__Required task__: Update the rows from the start of the rows through the line containing "Text: B: B [332,210,341,223]", replacing "Ellipse shape" with "Oval shape" and leaving everything else unchanged.

__Material supplied__:
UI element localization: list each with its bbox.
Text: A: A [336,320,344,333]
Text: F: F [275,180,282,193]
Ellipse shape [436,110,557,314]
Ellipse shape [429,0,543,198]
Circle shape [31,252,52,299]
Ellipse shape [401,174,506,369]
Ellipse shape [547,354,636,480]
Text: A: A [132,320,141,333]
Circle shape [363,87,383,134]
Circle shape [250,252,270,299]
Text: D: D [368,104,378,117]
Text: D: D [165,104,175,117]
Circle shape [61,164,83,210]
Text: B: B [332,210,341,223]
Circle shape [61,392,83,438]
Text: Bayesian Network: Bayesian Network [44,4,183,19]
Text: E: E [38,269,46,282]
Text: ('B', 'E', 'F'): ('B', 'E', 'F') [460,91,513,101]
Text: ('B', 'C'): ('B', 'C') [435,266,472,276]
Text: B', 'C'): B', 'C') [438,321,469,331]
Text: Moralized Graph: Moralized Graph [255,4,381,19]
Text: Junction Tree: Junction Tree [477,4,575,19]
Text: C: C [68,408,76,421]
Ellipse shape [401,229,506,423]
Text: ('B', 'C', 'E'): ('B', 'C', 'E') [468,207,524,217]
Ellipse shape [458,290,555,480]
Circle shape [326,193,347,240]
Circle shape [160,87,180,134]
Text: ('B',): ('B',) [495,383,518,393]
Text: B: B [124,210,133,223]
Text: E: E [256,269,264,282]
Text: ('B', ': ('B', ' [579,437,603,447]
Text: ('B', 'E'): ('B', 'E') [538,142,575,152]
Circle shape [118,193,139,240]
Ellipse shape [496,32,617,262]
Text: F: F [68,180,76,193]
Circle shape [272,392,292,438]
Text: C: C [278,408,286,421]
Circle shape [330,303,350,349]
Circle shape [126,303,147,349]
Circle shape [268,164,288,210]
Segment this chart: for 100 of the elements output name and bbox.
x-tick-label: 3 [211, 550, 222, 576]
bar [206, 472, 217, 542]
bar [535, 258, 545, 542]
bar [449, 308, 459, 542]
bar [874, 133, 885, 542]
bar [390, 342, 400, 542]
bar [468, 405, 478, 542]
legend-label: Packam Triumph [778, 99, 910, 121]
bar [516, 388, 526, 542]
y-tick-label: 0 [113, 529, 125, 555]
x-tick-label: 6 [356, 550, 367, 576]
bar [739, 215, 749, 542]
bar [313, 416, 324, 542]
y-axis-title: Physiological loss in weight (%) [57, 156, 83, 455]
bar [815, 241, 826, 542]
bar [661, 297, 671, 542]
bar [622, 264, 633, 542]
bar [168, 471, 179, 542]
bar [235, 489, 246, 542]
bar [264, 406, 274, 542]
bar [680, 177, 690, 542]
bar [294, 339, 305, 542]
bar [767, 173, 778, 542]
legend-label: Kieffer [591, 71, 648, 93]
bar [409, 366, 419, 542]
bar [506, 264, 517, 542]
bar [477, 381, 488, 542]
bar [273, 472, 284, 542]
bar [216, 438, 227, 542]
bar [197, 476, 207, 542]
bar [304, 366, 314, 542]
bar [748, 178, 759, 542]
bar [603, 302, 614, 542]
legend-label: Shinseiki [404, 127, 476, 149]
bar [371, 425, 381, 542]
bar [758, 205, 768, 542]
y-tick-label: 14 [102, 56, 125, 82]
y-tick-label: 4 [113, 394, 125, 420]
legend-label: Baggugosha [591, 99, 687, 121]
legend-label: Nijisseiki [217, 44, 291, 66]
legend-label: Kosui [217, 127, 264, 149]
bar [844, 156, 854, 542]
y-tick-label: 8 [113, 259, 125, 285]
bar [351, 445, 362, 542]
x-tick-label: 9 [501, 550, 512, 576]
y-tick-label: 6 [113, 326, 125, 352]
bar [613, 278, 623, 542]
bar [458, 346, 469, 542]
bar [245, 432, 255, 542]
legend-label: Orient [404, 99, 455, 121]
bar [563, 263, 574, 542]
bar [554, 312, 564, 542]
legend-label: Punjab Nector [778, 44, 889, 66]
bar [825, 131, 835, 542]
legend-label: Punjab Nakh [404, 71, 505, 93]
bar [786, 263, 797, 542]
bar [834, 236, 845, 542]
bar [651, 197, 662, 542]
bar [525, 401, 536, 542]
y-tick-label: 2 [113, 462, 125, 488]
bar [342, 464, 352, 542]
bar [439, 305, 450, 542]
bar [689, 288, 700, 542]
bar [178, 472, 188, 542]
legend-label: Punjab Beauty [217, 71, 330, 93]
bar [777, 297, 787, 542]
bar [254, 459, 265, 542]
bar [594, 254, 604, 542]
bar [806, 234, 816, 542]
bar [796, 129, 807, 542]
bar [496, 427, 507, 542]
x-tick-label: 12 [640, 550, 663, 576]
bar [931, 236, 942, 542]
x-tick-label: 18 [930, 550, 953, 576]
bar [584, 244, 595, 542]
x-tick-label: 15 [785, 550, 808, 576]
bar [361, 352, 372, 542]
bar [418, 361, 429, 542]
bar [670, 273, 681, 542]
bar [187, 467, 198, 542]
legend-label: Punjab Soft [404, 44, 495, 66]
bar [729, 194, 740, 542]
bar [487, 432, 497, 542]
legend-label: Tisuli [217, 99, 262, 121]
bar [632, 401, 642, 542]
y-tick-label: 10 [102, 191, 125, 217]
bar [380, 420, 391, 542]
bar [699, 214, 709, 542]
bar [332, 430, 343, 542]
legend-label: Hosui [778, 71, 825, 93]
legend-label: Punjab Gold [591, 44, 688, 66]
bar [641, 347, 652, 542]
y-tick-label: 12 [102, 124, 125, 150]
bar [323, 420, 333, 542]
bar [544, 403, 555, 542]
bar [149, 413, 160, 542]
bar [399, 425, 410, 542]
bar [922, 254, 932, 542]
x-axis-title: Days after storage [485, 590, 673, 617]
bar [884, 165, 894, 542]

__Written response__:
UI element localization: list each with its bbox.
Text: A: A [336,320,344,333]
Text: F: F [275,180,282,193]
Oval shape [436,110,557,314]
Oval shape [429,0,543,198]
Circle shape [31,252,52,299]
Oval shape [401,174,506,369]
Oval shape [547,354,636,480]
Text: A: A [132,320,141,333]
Circle shape [363,87,383,134]
Circle shape [250,252,270,299]
Text: D: D [368,104,378,117]
Text: D: D [165,104,175,117]
Circle shape [61,164,83,210]
Text: B: B [332,210,341,223]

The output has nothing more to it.